**WORK TO DO**
Find the word "Plate" in the data. Return every line where it appears.

**Rows from a figure dataset**
++++++++
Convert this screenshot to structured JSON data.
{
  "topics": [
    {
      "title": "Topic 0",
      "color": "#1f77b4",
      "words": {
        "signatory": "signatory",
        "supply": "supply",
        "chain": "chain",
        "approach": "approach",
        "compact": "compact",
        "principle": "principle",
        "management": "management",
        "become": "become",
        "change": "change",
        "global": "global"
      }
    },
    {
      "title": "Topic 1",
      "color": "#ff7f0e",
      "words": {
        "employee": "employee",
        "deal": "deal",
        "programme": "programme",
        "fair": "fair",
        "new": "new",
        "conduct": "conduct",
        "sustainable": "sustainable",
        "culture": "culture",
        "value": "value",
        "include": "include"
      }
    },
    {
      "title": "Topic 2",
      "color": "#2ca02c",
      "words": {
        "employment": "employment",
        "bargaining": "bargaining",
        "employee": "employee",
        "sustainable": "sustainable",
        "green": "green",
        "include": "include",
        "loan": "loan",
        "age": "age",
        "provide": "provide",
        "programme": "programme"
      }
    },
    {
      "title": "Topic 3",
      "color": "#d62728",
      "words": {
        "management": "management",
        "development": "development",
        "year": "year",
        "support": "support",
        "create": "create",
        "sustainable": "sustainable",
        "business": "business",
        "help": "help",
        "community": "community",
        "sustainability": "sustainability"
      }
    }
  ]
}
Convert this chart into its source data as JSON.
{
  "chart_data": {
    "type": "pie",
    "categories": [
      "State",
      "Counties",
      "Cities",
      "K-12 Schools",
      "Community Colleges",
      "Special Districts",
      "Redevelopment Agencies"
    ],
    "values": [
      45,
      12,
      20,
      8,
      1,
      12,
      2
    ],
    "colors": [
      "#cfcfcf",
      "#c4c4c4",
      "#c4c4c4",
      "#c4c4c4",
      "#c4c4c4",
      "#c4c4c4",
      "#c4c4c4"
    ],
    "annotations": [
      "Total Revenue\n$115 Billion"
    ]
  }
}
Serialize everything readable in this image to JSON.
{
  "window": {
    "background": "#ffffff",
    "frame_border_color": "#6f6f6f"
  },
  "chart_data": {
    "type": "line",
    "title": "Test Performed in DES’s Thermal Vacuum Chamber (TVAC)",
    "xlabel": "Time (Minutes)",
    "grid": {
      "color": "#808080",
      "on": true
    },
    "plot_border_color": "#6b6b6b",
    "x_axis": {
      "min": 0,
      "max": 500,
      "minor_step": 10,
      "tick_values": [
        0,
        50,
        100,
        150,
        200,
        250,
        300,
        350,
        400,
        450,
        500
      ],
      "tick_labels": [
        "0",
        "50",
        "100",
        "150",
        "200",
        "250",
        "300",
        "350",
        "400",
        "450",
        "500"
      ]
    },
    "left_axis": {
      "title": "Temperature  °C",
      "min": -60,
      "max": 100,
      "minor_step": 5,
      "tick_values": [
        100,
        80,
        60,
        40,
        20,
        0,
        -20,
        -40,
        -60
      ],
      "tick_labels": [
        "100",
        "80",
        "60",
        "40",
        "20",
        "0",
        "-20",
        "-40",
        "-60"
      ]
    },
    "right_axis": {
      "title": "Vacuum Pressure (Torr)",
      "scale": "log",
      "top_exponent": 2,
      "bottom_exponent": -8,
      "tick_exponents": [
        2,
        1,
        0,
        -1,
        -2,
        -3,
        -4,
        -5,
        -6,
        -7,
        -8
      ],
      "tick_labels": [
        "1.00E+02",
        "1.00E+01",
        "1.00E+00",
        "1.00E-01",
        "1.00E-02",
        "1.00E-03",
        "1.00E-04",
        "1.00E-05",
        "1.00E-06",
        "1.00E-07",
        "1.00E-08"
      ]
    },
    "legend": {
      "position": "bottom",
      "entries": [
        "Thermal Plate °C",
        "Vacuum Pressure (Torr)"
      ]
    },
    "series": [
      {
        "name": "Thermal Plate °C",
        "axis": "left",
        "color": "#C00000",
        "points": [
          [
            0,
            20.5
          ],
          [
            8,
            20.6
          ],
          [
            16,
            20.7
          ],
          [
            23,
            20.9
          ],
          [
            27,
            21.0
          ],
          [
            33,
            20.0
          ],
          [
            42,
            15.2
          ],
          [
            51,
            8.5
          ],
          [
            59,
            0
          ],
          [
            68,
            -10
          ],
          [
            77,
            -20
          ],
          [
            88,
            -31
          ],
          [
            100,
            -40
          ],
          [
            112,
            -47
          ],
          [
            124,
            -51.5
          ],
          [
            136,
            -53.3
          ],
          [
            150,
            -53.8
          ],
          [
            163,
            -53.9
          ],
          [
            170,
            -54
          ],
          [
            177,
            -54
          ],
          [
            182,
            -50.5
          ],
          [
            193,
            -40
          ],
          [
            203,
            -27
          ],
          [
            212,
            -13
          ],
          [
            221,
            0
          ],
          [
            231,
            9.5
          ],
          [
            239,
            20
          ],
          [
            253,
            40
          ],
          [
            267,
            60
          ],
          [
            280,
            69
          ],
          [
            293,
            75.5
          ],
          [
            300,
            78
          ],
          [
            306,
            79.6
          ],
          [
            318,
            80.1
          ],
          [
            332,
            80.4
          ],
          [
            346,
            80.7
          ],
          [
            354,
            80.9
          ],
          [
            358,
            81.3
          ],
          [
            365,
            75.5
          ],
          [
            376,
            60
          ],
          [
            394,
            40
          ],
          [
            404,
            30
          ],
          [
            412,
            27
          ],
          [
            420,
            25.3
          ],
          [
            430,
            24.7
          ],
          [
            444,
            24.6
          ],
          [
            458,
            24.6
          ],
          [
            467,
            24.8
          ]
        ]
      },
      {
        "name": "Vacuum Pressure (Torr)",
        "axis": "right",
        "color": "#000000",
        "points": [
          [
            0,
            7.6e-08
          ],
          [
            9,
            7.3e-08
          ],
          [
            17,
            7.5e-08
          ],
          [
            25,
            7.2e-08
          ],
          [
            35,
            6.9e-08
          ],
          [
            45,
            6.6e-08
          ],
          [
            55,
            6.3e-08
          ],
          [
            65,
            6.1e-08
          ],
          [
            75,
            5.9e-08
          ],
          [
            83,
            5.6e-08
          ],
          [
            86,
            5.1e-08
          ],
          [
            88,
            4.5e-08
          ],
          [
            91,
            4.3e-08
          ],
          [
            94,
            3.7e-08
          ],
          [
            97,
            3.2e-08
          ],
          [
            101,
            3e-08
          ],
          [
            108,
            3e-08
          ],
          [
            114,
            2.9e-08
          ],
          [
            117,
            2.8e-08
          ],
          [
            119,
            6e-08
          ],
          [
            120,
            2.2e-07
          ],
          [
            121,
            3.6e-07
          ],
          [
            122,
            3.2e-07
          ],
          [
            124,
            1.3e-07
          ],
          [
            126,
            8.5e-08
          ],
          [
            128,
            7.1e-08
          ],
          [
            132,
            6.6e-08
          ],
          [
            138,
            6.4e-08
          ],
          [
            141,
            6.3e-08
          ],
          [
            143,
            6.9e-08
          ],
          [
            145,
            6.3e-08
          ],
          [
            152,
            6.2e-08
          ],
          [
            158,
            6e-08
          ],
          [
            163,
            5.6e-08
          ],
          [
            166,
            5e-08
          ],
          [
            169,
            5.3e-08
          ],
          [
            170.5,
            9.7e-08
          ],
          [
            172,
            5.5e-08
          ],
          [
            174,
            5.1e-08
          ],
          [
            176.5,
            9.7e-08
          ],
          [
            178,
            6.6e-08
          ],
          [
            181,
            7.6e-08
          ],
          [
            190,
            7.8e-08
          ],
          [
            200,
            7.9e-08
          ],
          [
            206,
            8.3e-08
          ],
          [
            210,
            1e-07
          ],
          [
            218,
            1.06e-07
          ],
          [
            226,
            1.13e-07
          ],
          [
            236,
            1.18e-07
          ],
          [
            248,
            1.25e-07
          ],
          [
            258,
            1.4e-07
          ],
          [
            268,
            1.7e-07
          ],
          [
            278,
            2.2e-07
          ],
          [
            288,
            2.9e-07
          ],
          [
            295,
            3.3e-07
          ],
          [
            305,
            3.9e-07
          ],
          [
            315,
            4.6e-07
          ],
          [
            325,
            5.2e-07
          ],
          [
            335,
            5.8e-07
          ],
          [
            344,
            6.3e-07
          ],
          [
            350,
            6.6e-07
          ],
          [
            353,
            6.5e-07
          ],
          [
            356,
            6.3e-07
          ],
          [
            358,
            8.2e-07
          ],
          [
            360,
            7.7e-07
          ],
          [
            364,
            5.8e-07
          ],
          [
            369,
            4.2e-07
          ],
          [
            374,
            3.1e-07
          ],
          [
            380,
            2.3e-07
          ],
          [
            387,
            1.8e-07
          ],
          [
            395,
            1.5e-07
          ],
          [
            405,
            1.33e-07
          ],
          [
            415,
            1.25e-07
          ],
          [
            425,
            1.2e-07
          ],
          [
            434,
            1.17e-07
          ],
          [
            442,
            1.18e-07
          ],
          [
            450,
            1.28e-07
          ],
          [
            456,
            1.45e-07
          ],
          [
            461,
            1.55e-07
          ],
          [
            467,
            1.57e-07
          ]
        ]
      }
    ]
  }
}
++++++++
**REPLY TO THE EXERCISE**
        "Thermal Plate °C",
        "name": "Thermal Plate °C",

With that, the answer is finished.